| The task |
Without the pictures, reproduce the records that follow exactly.
--- START Given entries ---
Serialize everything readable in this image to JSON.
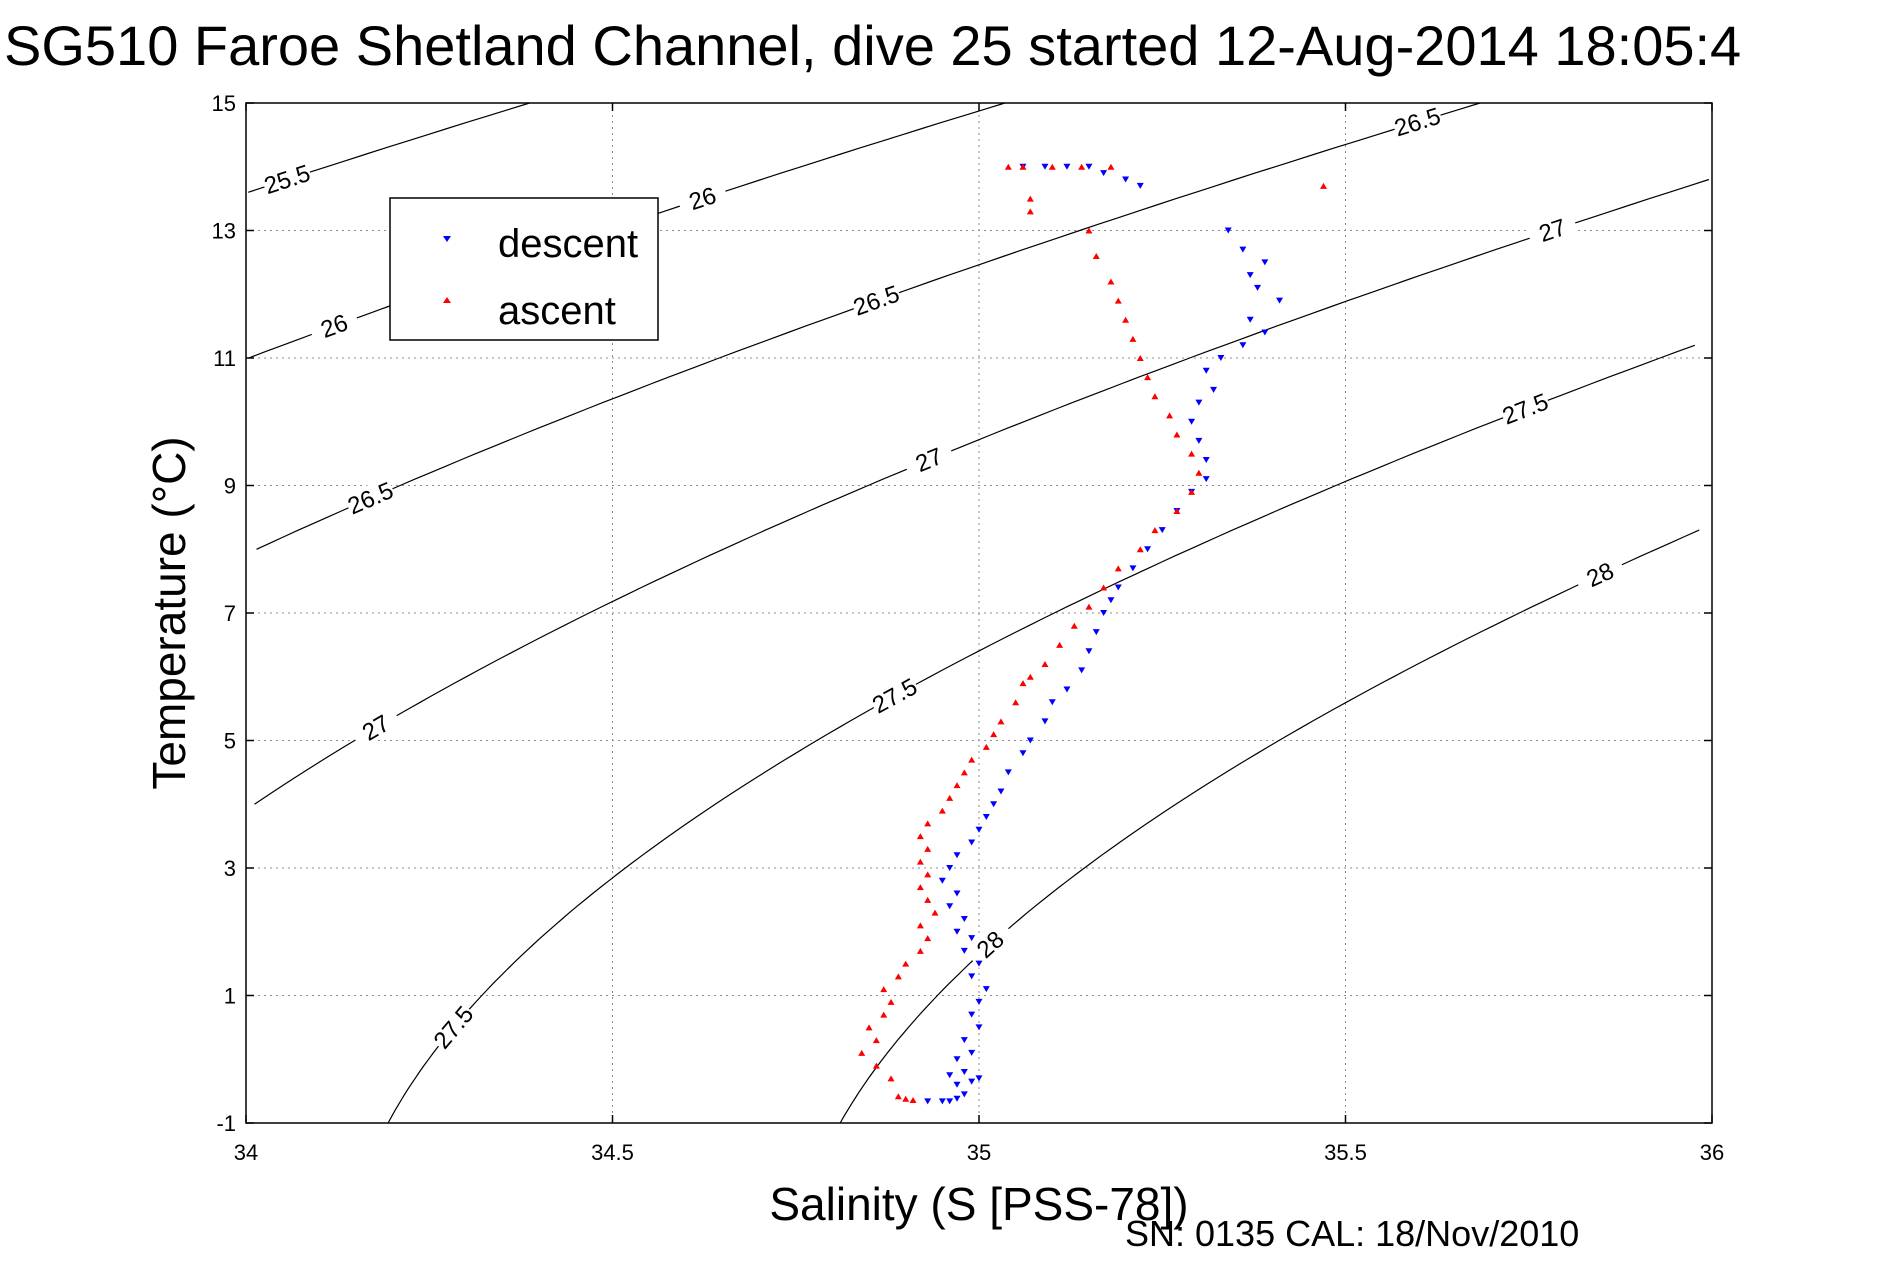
{
  "title": "SG510 Faroe Shetland Channel, dive 25 started 12-Aug-2014 18:05:4",
  "footer_text": "SN: 0135  CAL: 18/Nov/2010",
  "chart_data": {
    "type": "scatter",
    "title": "SG510 Faroe Shetland Channel, dive 25 started 12-Aug-2014 18:05:4",
    "xlabel": "Salinity (S [PSS-78])",
    "ylabel": "Temperature (°C)",
    "xlim": [
      34,
      36
    ],
    "ylim": [
      -1,
      15
    ],
    "xticks": [
      34,
      34.5,
      35,
      35.5,
      36
    ],
    "xtick_labels": [
      "34",
      "34.5",
      "35",
      "35.5",
      "36"
    ],
    "yticks": [
      -1,
      1,
      3,
      5,
      7,
      9,
      11,
      13,
      15
    ],
    "ytick_labels": [
      "-1",
      "1",
      "3",
      "5",
      "7",
      "9",
      "11",
      "13",
      "15"
    ],
    "grid": true,
    "legend_position": "top-left",
    "series": [
      {
        "name": "descent",
        "marker": "triangle-down",
        "color": "#0000ff",
        "points": [
          [
            34.93,
            -0.66
          ],
          [
            34.95,
            -0.66
          ],
          [
            34.96,
            -0.66
          ],
          [
            34.97,
            -0.62
          ],
          [
            34.98,
            -0.55
          ],
          [
            34.97,
            -0.4
          ],
          [
            34.99,
            -0.35
          ],
          [
            35.0,
            -0.3
          ],
          [
            34.96,
            -0.25
          ],
          [
            34.98,
            -0.2
          ],
          [
            34.97,
            0.0
          ],
          [
            34.99,
            0.1
          ],
          [
            34.98,
            0.3
          ],
          [
            35.0,
            0.5
          ],
          [
            34.99,
            0.7
          ],
          [
            35.0,
            0.9
          ],
          [
            35.01,
            1.1
          ],
          [
            34.99,
            1.3
          ],
          [
            35.0,
            1.5
          ],
          [
            34.98,
            1.7
          ],
          [
            34.99,
            1.9
          ],
          [
            34.97,
            2.0
          ],
          [
            34.98,
            2.2
          ],
          [
            34.96,
            2.4
          ],
          [
            34.97,
            2.6
          ],
          [
            34.95,
            2.8
          ],
          [
            34.96,
            3.0
          ],
          [
            34.97,
            3.2
          ],
          [
            34.99,
            3.4
          ],
          [
            35.0,
            3.6
          ],
          [
            35.01,
            3.8
          ],
          [
            35.02,
            4.0
          ],
          [
            35.03,
            4.2
          ],
          [
            35.04,
            4.5
          ],
          [
            35.06,
            4.8
          ],
          [
            35.07,
            5.0
          ],
          [
            35.09,
            5.3
          ],
          [
            35.1,
            5.6
          ],
          [
            35.12,
            5.8
          ],
          [
            35.14,
            6.1
          ],
          [
            35.15,
            6.4
          ],
          [
            35.16,
            6.7
          ],
          [
            35.17,
            7.0
          ],
          [
            35.18,
            7.2
          ],
          [
            35.19,
            7.4
          ],
          [
            35.21,
            7.7
          ],
          [
            35.23,
            8.0
          ],
          [
            35.25,
            8.3
          ],
          [
            35.27,
            8.6
          ],
          [
            35.29,
            8.9
          ],
          [
            35.31,
            9.1
          ],
          [
            35.31,
            9.4
          ],
          [
            35.3,
            9.7
          ],
          [
            35.29,
            10.0
          ],
          [
            35.3,
            10.3
          ],
          [
            35.32,
            10.5
          ],
          [
            35.31,
            10.8
          ],
          [
            35.33,
            11.0
          ],
          [
            35.36,
            11.2
          ],
          [
            35.39,
            11.4
          ],
          [
            35.37,
            11.6
          ],
          [
            35.41,
            11.9
          ],
          [
            35.38,
            12.1
          ],
          [
            35.37,
            12.3
          ],
          [
            35.39,
            12.5
          ],
          [
            35.36,
            12.7
          ],
          [
            35.34,
            13.0
          ],
          [
            35.15,
            14.0
          ],
          [
            35.12,
            14.0
          ],
          [
            35.09,
            14.0
          ],
          [
            35.06,
            14.0
          ],
          [
            35.17,
            13.9
          ],
          [
            35.22,
            13.7
          ],
          [
            35.2,
            13.8
          ]
        ]
      },
      {
        "name": "ascent",
        "marker": "triangle-up",
        "color": "#ff0000",
        "points": [
          [
            34.9,
            -0.62
          ],
          [
            34.91,
            -0.64
          ],
          [
            34.89,
            -0.58
          ],
          [
            34.88,
            -0.3
          ],
          [
            34.86,
            -0.1
          ],
          [
            34.84,
            0.1
          ],
          [
            34.86,
            0.3
          ],
          [
            34.85,
            0.5
          ],
          [
            34.87,
            0.7
          ],
          [
            34.88,
            0.9
          ],
          [
            34.87,
            1.1
          ],
          [
            34.89,
            1.3
          ],
          [
            34.9,
            1.5
          ],
          [
            34.92,
            1.7
          ],
          [
            34.93,
            1.9
          ],
          [
            34.92,
            2.1
          ],
          [
            34.94,
            2.3
          ],
          [
            34.93,
            2.5
          ],
          [
            34.92,
            2.7
          ],
          [
            34.93,
            2.9
          ],
          [
            34.92,
            3.1
          ],
          [
            34.93,
            3.3
          ],
          [
            34.92,
            3.5
          ],
          [
            34.93,
            3.7
          ],
          [
            34.95,
            3.9
          ],
          [
            34.96,
            4.1
          ],
          [
            34.97,
            4.3
          ],
          [
            34.98,
            4.5
          ],
          [
            34.99,
            4.7
          ],
          [
            35.01,
            4.9
          ],
          [
            35.02,
            5.1
          ],
          [
            35.03,
            5.3
          ],
          [
            35.05,
            5.6
          ],
          [
            35.06,
            5.9
          ],
          [
            35.07,
            6.0
          ],
          [
            35.09,
            6.2
          ],
          [
            35.11,
            6.5
          ],
          [
            35.13,
            6.8
          ],
          [
            35.15,
            7.1
          ],
          [
            35.17,
            7.4
          ],
          [
            35.19,
            7.7
          ],
          [
            35.22,
            8.0
          ],
          [
            35.24,
            8.3
          ],
          [
            35.27,
            8.6
          ],
          [
            35.29,
            8.9
          ],
          [
            35.3,
            9.2
          ],
          [
            35.29,
            9.5
          ],
          [
            35.27,
            9.8
          ],
          [
            35.26,
            10.1
          ],
          [
            35.24,
            10.4
          ],
          [
            35.23,
            10.7
          ],
          [
            35.22,
            11.0
          ],
          [
            35.21,
            11.3
          ],
          [
            35.2,
            11.6
          ],
          [
            35.19,
            11.9
          ],
          [
            35.18,
            12.2
          ],
          [
            35.16,
            12.6
          ],
          [
            35.15,
            13.0
          ],
          [
            35.07,
            13.3
          ],
          [
            35.07,
            13.5
          ],
          [
            35.06,
            14.0
          ],
          [
            35.04,
            14.0
          ],
          [
            35.1,
            14.0
          ],
          [
            35.14,
            14.0
          ],
          [
            35.18,
            14.0
          ],
          [
            35.47,
            13.7
          ]
        ]
      }
    ],
    "density_contours": [
      {
        "value": 25.5,
        "label": "25.5"
      },
      {
        "value": 26,
        "label": "26"
      },
      {
        "value": 26.5,
        "label": "26.5"
      },
      {
        "value": 27,
        "label": "27"
      },
      {
        "value": 27.5,
        "label": "27.5"
      },
      {
        "value": 28,
        "label": "28"
      }
    ]
  }
}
--- END Given entries ---
| Output for this task |
Serialize everything readable in this image to JSON.
{
  "title": "SG510 Faroe Shetland Channel, dive 25 started 12-Aug-2014 18:05:4",
  "footer_text": "SN: 0135  CAL: 18/Nov/2010",
  "chart_data": {
    "type": "scatter",
    "title": "SG510 Faroe Shetland Channel, dive 25 started 12-Aug-2014 18:05:4",
    "xlabel": "Salinity (S [PSS-78])",
    "ylabel": "Temperature (°C)",
    "xlim": [
      34,
      36
    ],
    "ylim": [
      -1,
      15
    ],
    "xticks": [
      34,
      34.5,
      35,
      35.5,
      36
    ],
    "xtick_labels": [
      "34",
      "34.5",
      "35",
      "35.5",
      "36"
    ],
    "yticks": [
      -1,
      1,
      3,
      5,
      7,
      9,
      11,
      13,
      15
    ],
    "ytick_labels": [
      "-1",
      "1",
      "3",
      "5",
      "7",
      "9",
      "11",
      "13",
      "15"
    ],
    "grid": true,
    "legend_position": "top-left",
    "series": [
      {
        "name": "descent",
        "marker": "triangle-down",
        "color": "#0000ff",
        "points": [
          [
            34.93,
            -0.66
          ],
          [
            34.95,
            -0.66
          ],
          [
            34.96,
            -0.66
          ],
          [
            34.97,
            -0.62
          ],
          [
            34.98,
            -0.55
          ],
          [
            34.97,
            -0.4
          ],
          [
            34.99,
            -0.35
          ],
          [
            35.0,
            -0.3
          ],
          [
            34.96,
            -0.25
          ],
          [
            34.98,
            -0.2
          ],
          [
            34.97,
            0.0
          ],
          [
            34.99,
            0.1
          ],
          [
            34.98,
            0.3
          ],
          [
            35.0,
            0.5
          ],
          [
            34.99,
            0.7
          ],
          [
            35.0,
            0.9
          ],
          [
            35.01,
            1.1
          ],
          [
            34.99,
            1.3
          ],
          [
            35.0,
            1.5
          ],
          [
            34.98,
            1.7
          ],
          [
            34.99,
            1.9
          ],
          [
            34.97,
            2.0
          ],
          [
            34.98,
            2.2
          ],
          [
            34.96,
            2.4
          ],
          [
            34.97,
            2.6
          ],
          [
            34.95,
            2.8
          ],
          [
            34.96,
            3.0
          ],
          [
            34.97,
            3.2
          ],
          [
            34.99,
            3.4
          ],
          [
            35.0,
            3.6
          ],
          [
            35.01,
            3.8
          ],
          [
            35.02,
            4.0
          ],
          [
            35.03,
            4.2
          ],
          [
            35.04,
            4.5
          ],
          [
            35.06,
            4.8
          ],
          [
            35.07,
            5.0
          ],
          [
            35.09,
            5.3
          ],
          [
            35.1,
            5.6
          ],
          [
            35.12,
            5.8
          ],
          [
            35.14,
            6.1
          ],
          [
            35.15,
            6.4
          ],
          [
            35.16,
            6.7
          ],
          [
            35.17,
            7.0
          ],
          [
            35.18,
            7.2
          ],
          [
            35.19,
            7.4
          ],
          [
            35.21,
            7.7
          ],
          [
            35.23,
            8.0
          ],
          [
            35.25,
            8.3
          ],
          [
            35.27,
            8.6
          ],
          [
            35.29,
            8.9
          ],
          [
            35.31,
            9.1
          ],
          [
            35.31,
            9.4
          ],
          [
            35.3,
            9.7
          ],
          [
            35.29,
            10.0
          ],
          [
            35.3,
            10.3
          ],
          [
            35.32,
            10.5
          ],
          [
            35.31,
            10.8
          ],
          [
            35.33,
            11.0
          ],
          [
            35.36,
            11.2
          ],
          [
            35.39,
            11.4
          ],
          [
            35.37,
            11.6
          ],
          [
            35.41,
            11.9
          ],
          [
            35.38,
            12.1
          ],
          [
            35.37,
            12.3
          ],
          [
            35.39,
            12.5
          ],
          [
            35.36,
            12.7
          ],
          [
            35.34,
            13.0
          ],
          [
            35.15,
            14.0
          ],
          [
            35.12,
            14.0
          ],
          [
            35.09,
            14.0
          ],
          [
            35.06,
            14.0
          ],
          [
            35.17,
            13.9
          ],
          [
            35.22,
            13.7
          ],
          [
            35.2,
            13.8
          ]
        ]
      },
      {
        "name": "ascent",
        "marker": "triangle-up",
        "color": "#ff0000",
        "points": [
          [
            34.9,
            -0.62
          ],
          [
            34.91,
            -0.64
          ],
          [
            34.89,
            -0.58
          ],
          [
            34.88,
            -0.3
          ],
          [
            34.86,
            -0.1
          ],
          [
            34.84,
            0.1
          ],
          [
            34.86,
            0.3
          ],
          [
            34.85,
            0.5
          ],
          [
            34.87,
            0.7
          ],
          [
            34.88,
            0.9
          ],
          [
            34.87,
            1.1
          ],
          [
            34.89,
            1.3
          ],
          [
            34.9,
            1.5
          ],
          [
            34.92,
            1.7
          ],
          [
            34.93,
            1.9
          ],
          [
            34.92,
            2.1
          ],
          [
            34.94,
            2.3
          ],
          [
            34.93,
            2.5
          ],
          [
            34.92,
            2.7
          ],
          [
            34.93,
            2.9
          ],
          [
            34.92,
            3.1
          ],
          [
            34.93,
            3.3
          ],
          [
            34.92,
            3.5
          ],
          [
            34.93,
            3.7
          ],
          [
            34.95,
            3.9
          ],
          [
            34.96,
            4.1
          ],
          [
            34.97,
            4.3
          ],
          [
            34.98,
            4.5
          ],
          [
            34.99,
            4.7
          ],
          [
            35.01,
            4.9
          ],
          [
            35.02,
            5.1
          ],
          [
            35.03,
            5.3
          ],
          [
            35.05,
            5.6
          ],
          [
            35.06,
            5.9
          ],
          [
            35.07,
            6.0
          ],
          [
            35.09,
            6.2
          ],
          [
            35.11,
            6.5
          ],
          [
            35.13,
            6.8
          ],
          [
            35.15,
            7.1
          ],
          [
            35.17,
            7.4
          ],
          [
            35.19,
            7.7
          ],
          [
            35.22,
            8.0
          ],
          [
            35.24,
            8.3
          ],
          [
            35.27,
            8.6
          ],
          [
            35.29,
            8.9
          ],
          [
            35.3,
            9.2
          ],
          [
            35.29,
            9.5
          ],
          [
            35.27,
            9.8
          ],
          [
            35.26,
            10.1
          ],
          [
            35.24,
            10.4
          ],
          [
            35.23,
            10.7
          ],
          [
            35.22,
            11.0
          ],
          [
            35.21,
            11.3
          ],
          [
            35.2,
            11.6
          ],
          [
            35.19,
            11.9
          ],
          [
            35.18,
            12.2
          ],
          [
            35.16,
            12.6
          ],
          [
            35.15,
            13.0
          ],
          [
            35.07,
            13.3
          ],
          [
            35.07,
            13.5
          ],
          [
            35.06,
            14.0
          ],
          [
            35.04,
            14.0
          ],
          [
            35.1,
            14.0
          ],
          [
            35.14,
            14.0
          ],
          [
            35.18,
            14.0
          ],
          [
            35.47,
            13.7
          ]
        ]
      }
    ],
    "density_contours": [
      {
        "value": 25.5,
        "label": "25.5"
      },
      {
        "value": 26,
        "label": "26"
      },
      {
        "value": 26.5,
        "label": "26.5"
      },
      {
        "value": 27,
        "label": "27"
      },
      {
        "value": 27.5,
        "label": "27.5"
      },
      {
        "value": 28,
        "label": "28"
      }
    ]
  }
}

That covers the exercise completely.